=== Excerpt from a dataset ===
/---

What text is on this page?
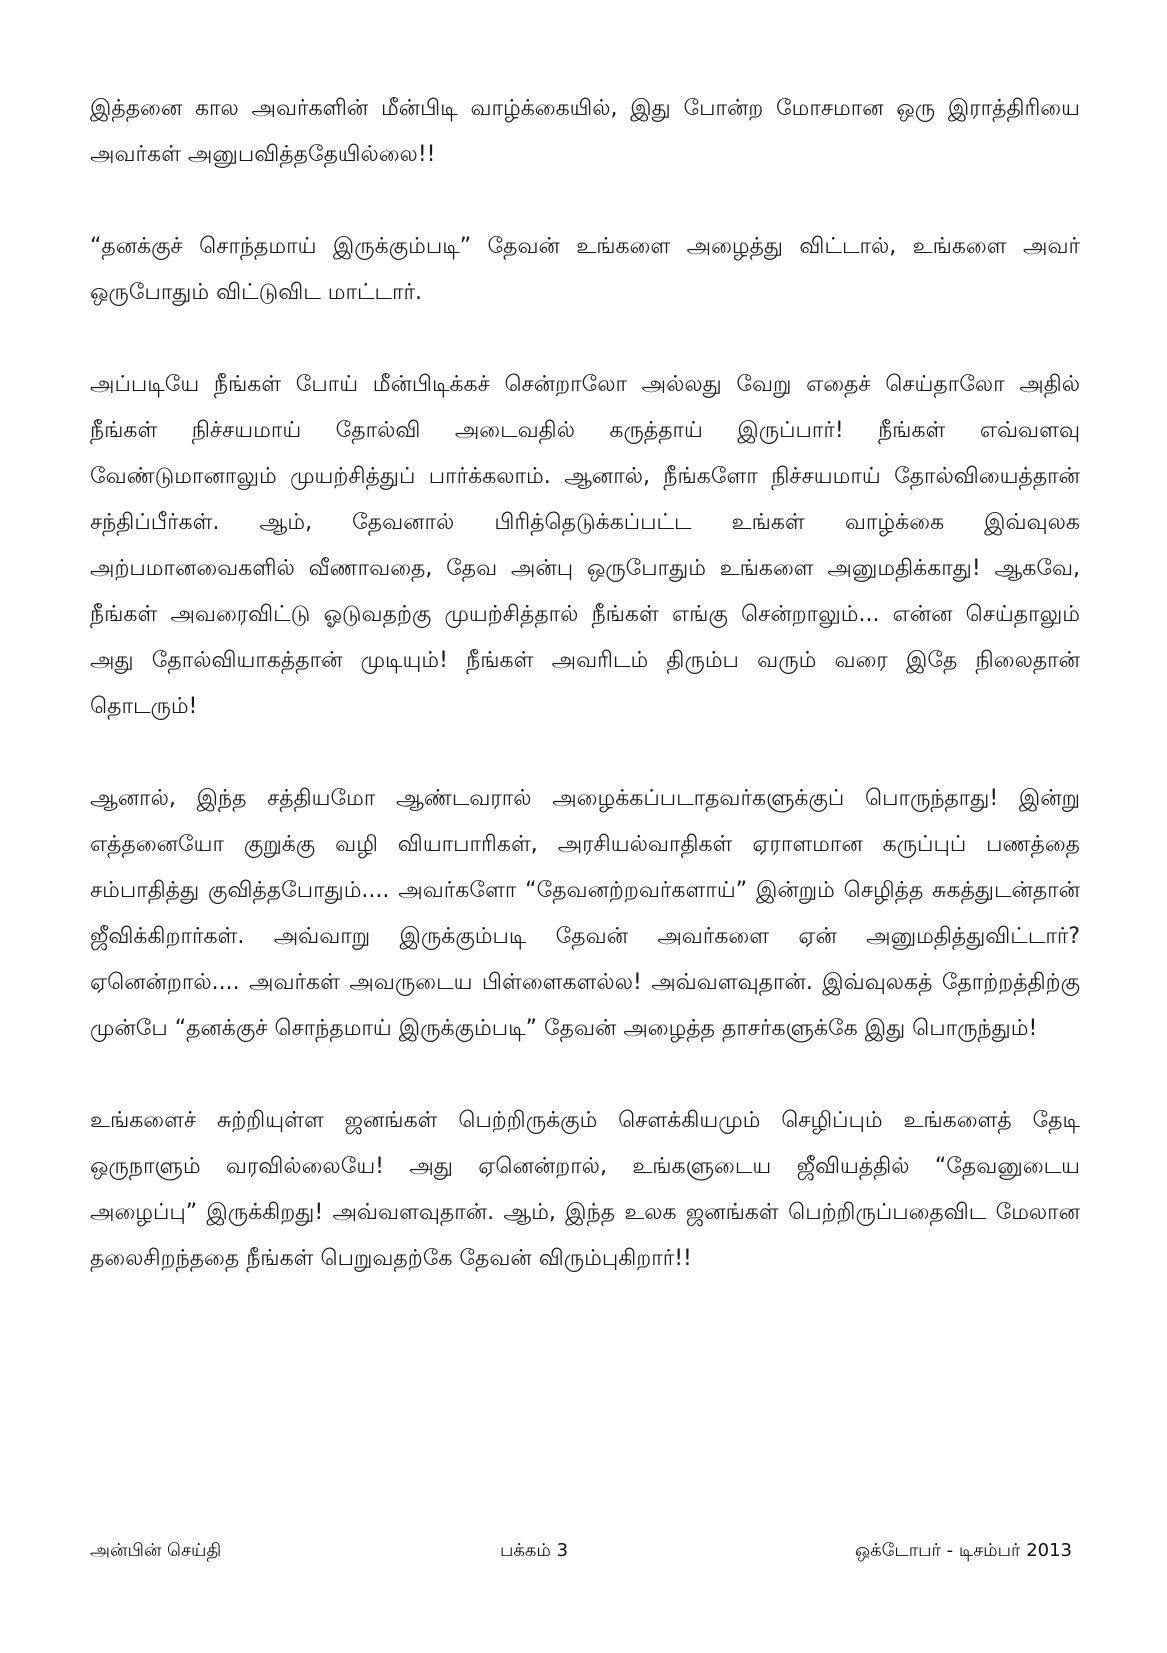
இத்தனை கால அவர்களின் மீன்பிடி வாழ்க்கையில், இது போன்ற மோசமான ஒரு இராத்திரியை அவர்கள் அனுபவித்ததேயில்லை!!

“தனக்குச் சொந்தமாய் இருக்கும்படி” தேவன் உங்களை அழைத்து விட்டால், உங்களை அவர் ஒருபோதும் விட்டுவிட மாட்டார்.

அப்படியே நீங்கள் போய் மீன்பிடிக்கச் சென்றாலோ அல்லது வேறு எதைச் செய்தாலோ அதில் நீங்கள் நிச்சயமாய் தோல்வி அடைவதில் கருத்தாய் இருப்பார்! நீங்கள் எவ்வளவு வேண்டுமானாலும் முயற்சித்துப் பார்க்கலாம். ஆனால், நீங்களோ நிச்சயமாய் தோல்வியைத்தான் சந்திப்பீர்கள். ஆம், தேவனால் பிரித்தெடுக்கப்பட்ட உங்கள் வாழ்க்கை இவ்வுலக அற்பமானவைகளில் வீணாவதை, தேவ அன்பு ஒருபோதும் உங்களை அனுமதிக்காது! ஆகவே, நீங்கள் அவரைவிட்டு ஓடுவதற்கு முயற்சித்தால் நீங்கள் எங்கு சென்றாலும்... என்ன செய்தாலும் அது தோல்வியாகத்தான் முடியும்! நீங்கள் அவரிடம் திரும்ப வரும் வரை இதே நிலைதான் தொடரும்!

ஆனால், இந்த சத்தியமோ ஆண்டவரால் அழைக்கப்படாதவர்களுக்குப் பொருந்தாது! இன்று எத்தனையோ குறுக்கு வழி வியாபாரிகள், அரசியல்வாதிகள் ஏராளமான கருப்புப் பணத்தை சம்பாதித்து குவித்தபோதும்.... அவர்களோ “தேவனற்றவர்களாய்” இன்றும் செழித்த சுகத்துடன்தான் ஜீவிக்கிறார்கள். அவ்வாறு இருக்கும்படி தேவன் அவர்களை ஏன் அனுமதித்துவிட்டார்? ஏனென்றால்.... அவர்கள் அவருடைய பிள்ளைகளல்ல! அவ்வளவுதான். இவ்வுலகத் தோற்றத்திற்கு முன்பே “தனக்குச் சொந்தமாய் இருக்கும்படி” தேவன் அழைத்த தாசர்களுக்கே இது பொருந்தும்!

உங்களைச் சுற்றியுள்ள ஜனங்கள் பெற்றிருக்கும் சௌக்கியமும் செழிப்பும் உங்களைத் தேடி ஒருநாளும் வரவில்லையே! அது ஏனென்றால், உங்களுடைய ஜீவியத்தில் “தேவனுடைய அழைப்பு” இருக்கிறது! அவ்வளவுதான். ஆம், இந்த உலக ஜனங்கள் பெற்றிருப்பதைவிட மேலான தலைசிறந்ததை நீங்கள் பெறுவதற்கே தேவன் விரும்புகிறார்!!

அன்பின் செய்தி	பக்கம் 3	ஒக்டோபர் - டிசம்பர் 2013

\---

=== Required work ===
Copy out the data above exactly, except the pictures.

=== Full output ===
What text is on this page?
இத்தனை கால அவர்களின் மீன்பிடி வாழ்க்கையில், இது போன்ற மோசமான ஒரு இராத்திரியை அவர்கள் அனுபவித்ததேயில்லை!!

“தனக்குச் சொந்தமாய் இருக்கும்படி” தேவன் உங்களை அழைத்து விட்டால், உங்களை அவர் ஒருபோதும் விட்டுவிட மாட்டார்.

அப்படியே நீங்கள் போய் மீன்பிடிக்கச் சென்றாலோ அல்லது வேறு எதைச் செய்தாலோ அதில் நீங்கள் நிச்சயமாய் தோல்வி அடைவதில் கருத்தாய் இருப்பார்! நீங்கள் எவ்வளவு வேண்டுமானாலும் முயற்சித்துப் பார்க்கலாம். ஆனால், நீங்களோ நிச்சயமாய் தோல்வியைத்தான் சந்திப்பீர்கள். ஆம், தேவனால் பிரித்தெடுக்கப்பட்ட உங்கள் வாழ்க்கை இவ்வுலக அற்பமானவைகளில் வீணாவதை, தேவ அன்பு ஒருபோதும் உங்களை அனுமதிக்காது! ஆகவே, நீங்கள் அவரைவிட்டு ஓடுவதற்கு முயற்சித்தால் நீங்கள் எங்கு சென்றாலும்... என்ன செய்தாலும் அது தோல்வியாகத்தான் முடியும்! நீங்கள் அவரிடம் திரும்ப வரும் வரை இதே நிலைதான் தொடரும்!

ஆனால், இந்த சத்தியமோ ஆண்டவரால் அழைக்கப்படாதவர்களுக்குப் பொருந்தாது! இன்று எத்தனையோ குறுக்கு வழி வியாபாரிகள், அரசியல்வாதிகள் ஏராளமான கருப்புப் பணத்தை சம்பாதித்து குவித்தபோதும்.... அவர்களோ “தேவனற்றவர்களாய்” இன்றும் செழித்த சுகத்துடன்தான் ஜீவிக்கிறார்கள். அவ்வாறு இருக்கும்படி தேவன் அவர்களை ஏன் அனுமதித்துவிட்டார்? ஏனென்றால்.... அவர்கள் அவருடைய பிள்ளைகளல்ல! அவ்வளவுதான். இவ்வுலகத் தோற்றத்திற்கு முன்பே “தனக்குச் சொந்தமாய் இருக்கும்படி” தேவன் அழைத்த தாசர்களுக்கே இது பொருந்தும்!

உங்களைச் சுற்றியுள்ள ஜனங்கள் பெற்றிருக்கும் சௌக்கியமும் செழிப்பும் உங்களைத் தேடி ஒருநாளும் வரவில்லையே! அது ஏனென்றால், உங்களுடைய ஜீவியத்தில் “தேவனுடைய அழைப்பு” இருக்கிறது! அவ்வளவுதான். ஆம், இந்த உலக ஜனங்கள் பெற்றிருப்பதைவிட மேலான தலைசிறந்ததை நீங்கள் பெறுவதற்கே தேவன் விரும்புகிறார்!!

அன்பின் செய்தி	பக்கம் 3	ஒக்டோபர் - டிசம்பர் 2013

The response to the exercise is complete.